PROBLEM DETAILS:
Select the lines of the records containing the word "data" and list them.

MATERIAL PROVIDED:
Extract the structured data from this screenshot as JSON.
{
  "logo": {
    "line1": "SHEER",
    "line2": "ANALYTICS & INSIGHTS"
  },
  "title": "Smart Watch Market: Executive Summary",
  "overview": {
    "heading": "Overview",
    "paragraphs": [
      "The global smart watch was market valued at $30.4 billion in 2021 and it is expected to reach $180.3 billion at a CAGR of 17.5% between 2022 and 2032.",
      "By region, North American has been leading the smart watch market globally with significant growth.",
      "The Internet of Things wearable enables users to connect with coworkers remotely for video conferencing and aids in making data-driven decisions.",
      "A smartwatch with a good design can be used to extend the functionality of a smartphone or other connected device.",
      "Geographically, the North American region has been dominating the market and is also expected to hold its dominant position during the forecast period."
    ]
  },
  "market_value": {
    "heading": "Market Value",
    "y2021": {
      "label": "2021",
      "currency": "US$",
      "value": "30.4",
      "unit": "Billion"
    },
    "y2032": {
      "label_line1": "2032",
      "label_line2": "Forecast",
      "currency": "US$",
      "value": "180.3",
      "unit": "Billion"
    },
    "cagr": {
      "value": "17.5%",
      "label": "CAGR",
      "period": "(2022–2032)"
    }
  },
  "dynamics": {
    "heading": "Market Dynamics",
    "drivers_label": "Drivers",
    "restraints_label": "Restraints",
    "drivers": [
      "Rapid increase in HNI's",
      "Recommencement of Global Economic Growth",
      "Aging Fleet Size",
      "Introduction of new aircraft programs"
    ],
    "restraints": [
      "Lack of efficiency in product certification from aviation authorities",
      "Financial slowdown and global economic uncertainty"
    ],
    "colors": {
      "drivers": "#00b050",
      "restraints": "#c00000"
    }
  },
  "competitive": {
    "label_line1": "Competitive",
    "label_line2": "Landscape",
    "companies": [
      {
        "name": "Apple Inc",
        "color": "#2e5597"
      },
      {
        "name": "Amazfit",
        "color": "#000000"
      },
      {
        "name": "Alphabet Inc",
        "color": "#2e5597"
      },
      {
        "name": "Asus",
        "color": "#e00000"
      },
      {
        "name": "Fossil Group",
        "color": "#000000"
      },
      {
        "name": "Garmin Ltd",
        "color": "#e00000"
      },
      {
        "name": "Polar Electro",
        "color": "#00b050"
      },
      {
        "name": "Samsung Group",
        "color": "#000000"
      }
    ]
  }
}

WRITTEN SOLUTION:
Extract the structured data from this screenshot as JSON.
      "The Internet of Things wearable enables users to connect with coworkers remotely for video conferencing and aids in making data-driven decisions.",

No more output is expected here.